> _Problem to solve_
Pick out every line in the data below that holds "Precipitation".

— start Information shown —

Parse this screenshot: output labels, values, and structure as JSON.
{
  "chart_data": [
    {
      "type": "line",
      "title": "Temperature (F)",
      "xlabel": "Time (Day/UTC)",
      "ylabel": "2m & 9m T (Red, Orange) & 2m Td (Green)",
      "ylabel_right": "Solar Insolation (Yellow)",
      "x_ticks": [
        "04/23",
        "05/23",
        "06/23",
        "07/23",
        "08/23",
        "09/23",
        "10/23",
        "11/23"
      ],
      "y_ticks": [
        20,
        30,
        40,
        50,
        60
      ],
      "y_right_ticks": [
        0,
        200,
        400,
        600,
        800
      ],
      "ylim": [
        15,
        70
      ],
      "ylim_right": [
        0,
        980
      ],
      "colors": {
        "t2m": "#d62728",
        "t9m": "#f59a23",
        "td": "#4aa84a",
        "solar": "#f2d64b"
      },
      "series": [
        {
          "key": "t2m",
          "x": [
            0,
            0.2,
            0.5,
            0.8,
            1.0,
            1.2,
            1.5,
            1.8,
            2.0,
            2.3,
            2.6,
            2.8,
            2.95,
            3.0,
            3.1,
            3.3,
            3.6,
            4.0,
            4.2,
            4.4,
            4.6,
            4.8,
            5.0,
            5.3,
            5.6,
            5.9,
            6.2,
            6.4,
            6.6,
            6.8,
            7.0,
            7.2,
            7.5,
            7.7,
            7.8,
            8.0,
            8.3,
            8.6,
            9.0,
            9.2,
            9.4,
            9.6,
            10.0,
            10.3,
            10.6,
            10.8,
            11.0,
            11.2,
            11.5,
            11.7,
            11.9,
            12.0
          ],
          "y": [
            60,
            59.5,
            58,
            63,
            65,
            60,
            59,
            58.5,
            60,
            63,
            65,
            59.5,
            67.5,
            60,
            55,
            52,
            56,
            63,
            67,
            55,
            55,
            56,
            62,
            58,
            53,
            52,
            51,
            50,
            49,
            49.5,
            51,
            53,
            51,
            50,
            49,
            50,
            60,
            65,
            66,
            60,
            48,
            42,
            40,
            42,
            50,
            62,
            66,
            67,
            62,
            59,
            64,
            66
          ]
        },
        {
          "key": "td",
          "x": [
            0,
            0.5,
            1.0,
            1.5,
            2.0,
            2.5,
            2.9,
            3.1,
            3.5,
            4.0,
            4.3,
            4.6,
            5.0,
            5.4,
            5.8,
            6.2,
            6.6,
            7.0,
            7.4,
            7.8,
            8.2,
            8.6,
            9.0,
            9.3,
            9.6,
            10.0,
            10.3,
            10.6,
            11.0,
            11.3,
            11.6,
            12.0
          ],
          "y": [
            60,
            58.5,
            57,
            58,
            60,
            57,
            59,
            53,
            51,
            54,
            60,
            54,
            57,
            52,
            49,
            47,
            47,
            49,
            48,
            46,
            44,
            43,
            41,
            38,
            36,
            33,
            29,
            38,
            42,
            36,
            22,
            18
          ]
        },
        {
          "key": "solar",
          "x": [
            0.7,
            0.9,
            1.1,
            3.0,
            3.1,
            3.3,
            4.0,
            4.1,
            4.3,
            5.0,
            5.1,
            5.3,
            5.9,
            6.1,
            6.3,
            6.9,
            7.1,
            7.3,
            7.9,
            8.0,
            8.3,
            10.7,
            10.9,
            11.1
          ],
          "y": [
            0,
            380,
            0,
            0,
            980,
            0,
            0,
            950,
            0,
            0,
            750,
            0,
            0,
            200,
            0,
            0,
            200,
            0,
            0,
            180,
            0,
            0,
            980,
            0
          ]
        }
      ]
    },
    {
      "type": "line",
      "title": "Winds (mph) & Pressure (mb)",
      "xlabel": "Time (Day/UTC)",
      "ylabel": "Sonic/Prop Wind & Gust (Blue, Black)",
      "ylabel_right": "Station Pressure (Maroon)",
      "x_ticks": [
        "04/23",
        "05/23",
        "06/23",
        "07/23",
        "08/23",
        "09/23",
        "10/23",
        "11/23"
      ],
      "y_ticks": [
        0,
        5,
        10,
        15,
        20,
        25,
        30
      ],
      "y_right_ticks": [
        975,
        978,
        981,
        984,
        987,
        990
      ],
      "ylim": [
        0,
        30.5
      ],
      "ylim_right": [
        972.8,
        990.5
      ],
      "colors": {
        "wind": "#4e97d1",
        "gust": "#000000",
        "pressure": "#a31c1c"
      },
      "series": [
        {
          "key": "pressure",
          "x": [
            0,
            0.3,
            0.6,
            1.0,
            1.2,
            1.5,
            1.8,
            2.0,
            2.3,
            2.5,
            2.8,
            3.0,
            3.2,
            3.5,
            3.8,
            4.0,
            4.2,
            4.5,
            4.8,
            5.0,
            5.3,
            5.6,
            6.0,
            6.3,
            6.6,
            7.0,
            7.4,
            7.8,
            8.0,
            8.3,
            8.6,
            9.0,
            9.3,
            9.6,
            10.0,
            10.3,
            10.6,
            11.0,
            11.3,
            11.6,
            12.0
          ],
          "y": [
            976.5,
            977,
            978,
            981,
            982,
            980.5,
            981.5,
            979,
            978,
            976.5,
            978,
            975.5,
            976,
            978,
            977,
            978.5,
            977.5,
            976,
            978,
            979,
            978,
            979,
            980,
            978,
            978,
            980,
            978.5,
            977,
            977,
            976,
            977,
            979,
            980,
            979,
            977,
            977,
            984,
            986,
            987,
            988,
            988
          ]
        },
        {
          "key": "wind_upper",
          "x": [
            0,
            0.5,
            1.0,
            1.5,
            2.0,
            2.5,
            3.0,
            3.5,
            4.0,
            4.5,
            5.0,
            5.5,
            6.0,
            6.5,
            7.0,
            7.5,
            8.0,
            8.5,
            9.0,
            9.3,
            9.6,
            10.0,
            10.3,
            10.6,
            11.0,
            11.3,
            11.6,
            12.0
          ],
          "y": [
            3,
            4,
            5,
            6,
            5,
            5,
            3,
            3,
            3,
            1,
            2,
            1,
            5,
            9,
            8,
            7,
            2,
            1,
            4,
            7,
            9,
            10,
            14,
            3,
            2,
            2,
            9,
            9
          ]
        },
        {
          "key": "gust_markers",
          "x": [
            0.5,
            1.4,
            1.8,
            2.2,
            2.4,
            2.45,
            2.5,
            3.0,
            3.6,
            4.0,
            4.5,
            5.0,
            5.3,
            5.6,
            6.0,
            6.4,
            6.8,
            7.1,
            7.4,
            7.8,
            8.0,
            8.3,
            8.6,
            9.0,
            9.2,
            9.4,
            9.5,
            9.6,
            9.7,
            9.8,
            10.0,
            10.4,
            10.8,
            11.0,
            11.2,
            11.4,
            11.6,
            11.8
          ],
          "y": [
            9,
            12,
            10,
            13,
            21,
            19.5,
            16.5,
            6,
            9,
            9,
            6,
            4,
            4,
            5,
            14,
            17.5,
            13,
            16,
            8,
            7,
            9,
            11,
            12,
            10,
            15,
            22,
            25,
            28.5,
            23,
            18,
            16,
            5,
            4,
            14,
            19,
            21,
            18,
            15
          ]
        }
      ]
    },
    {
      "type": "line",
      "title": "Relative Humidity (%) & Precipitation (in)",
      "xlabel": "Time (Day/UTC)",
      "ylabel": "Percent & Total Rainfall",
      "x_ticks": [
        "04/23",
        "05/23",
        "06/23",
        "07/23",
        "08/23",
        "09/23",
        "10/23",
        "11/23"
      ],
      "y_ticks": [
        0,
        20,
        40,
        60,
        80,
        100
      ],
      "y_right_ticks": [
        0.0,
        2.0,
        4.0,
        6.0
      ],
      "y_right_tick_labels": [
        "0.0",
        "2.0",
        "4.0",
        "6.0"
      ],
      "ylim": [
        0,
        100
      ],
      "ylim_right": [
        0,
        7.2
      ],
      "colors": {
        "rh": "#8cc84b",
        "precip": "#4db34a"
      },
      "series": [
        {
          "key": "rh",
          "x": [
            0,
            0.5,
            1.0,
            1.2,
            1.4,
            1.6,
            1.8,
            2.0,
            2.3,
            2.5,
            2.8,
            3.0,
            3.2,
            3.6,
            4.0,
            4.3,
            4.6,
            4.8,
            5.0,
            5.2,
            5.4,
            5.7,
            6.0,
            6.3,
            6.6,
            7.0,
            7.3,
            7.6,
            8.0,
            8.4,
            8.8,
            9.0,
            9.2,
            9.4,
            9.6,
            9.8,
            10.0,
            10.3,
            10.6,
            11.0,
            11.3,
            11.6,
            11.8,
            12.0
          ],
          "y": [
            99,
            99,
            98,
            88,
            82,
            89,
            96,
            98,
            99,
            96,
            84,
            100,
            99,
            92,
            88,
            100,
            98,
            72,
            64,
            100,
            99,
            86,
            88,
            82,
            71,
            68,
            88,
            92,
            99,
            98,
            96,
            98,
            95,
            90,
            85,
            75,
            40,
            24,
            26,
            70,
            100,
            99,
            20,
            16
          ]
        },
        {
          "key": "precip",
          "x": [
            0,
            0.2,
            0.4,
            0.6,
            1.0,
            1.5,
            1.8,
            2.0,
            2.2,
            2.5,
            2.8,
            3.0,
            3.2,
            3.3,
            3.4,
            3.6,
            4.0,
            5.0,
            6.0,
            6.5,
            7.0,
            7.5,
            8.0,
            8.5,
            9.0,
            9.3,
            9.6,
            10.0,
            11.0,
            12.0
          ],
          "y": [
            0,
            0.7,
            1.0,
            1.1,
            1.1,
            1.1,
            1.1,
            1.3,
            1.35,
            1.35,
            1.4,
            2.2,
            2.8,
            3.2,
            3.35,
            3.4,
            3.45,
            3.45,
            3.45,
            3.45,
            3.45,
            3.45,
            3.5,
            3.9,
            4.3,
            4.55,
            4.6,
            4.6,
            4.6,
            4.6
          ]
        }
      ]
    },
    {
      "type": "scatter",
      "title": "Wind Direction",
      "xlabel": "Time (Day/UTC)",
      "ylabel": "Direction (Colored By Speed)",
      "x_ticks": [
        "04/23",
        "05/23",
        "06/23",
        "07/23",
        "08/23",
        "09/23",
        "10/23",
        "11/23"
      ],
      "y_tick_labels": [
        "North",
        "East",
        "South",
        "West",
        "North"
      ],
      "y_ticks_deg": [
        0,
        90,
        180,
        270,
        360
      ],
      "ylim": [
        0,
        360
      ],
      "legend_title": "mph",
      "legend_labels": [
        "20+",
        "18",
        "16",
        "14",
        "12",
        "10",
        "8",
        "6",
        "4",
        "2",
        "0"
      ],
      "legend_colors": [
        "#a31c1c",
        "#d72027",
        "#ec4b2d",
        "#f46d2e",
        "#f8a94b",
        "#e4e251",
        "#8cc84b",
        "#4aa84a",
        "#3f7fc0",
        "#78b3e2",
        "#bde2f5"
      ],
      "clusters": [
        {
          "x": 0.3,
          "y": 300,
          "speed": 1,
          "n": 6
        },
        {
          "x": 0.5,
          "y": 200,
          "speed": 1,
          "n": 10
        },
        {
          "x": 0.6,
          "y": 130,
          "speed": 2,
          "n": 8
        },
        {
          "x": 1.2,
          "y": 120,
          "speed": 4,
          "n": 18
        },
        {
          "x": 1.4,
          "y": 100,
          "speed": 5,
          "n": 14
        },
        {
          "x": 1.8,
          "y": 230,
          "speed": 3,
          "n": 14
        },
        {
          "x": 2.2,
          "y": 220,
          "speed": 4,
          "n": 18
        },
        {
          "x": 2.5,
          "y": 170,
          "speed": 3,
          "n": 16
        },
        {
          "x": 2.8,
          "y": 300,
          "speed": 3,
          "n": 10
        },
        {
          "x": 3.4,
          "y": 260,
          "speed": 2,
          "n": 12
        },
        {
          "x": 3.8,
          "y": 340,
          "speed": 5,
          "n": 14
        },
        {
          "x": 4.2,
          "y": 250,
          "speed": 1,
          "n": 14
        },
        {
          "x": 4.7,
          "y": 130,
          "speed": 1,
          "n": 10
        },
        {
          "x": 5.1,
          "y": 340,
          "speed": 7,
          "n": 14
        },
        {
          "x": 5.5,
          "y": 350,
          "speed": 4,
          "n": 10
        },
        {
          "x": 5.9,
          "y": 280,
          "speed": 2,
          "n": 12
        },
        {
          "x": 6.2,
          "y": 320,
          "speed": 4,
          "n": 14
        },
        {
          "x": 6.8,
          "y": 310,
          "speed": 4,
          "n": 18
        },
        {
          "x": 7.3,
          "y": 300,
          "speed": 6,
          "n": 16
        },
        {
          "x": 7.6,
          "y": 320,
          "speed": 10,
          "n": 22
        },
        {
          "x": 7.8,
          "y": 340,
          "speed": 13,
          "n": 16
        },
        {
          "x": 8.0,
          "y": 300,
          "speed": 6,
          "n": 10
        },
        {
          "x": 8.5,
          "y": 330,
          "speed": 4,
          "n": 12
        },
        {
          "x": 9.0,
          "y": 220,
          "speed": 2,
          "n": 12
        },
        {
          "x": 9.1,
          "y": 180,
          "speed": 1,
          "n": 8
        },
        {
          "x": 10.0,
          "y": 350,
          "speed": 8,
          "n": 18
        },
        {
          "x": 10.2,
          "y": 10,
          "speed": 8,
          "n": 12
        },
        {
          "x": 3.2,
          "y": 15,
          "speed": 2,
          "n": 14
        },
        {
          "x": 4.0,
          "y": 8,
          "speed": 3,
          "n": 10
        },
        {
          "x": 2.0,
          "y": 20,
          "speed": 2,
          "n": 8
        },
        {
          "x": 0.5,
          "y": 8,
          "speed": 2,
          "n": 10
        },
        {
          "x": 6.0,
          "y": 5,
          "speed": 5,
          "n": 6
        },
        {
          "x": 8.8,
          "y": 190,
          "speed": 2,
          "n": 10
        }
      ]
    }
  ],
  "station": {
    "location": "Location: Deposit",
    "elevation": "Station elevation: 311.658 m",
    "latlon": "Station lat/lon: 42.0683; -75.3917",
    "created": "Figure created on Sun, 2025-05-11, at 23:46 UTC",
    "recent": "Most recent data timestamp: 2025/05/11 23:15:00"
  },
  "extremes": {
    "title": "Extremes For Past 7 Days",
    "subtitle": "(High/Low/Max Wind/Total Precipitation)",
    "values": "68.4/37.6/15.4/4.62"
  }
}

— end Information shown —

> _The response_
      "title": "Relative Humidity (%) & Precipitation (in)",
    "subtitle": "(High/Low/Max Wind/Total Precipitation)",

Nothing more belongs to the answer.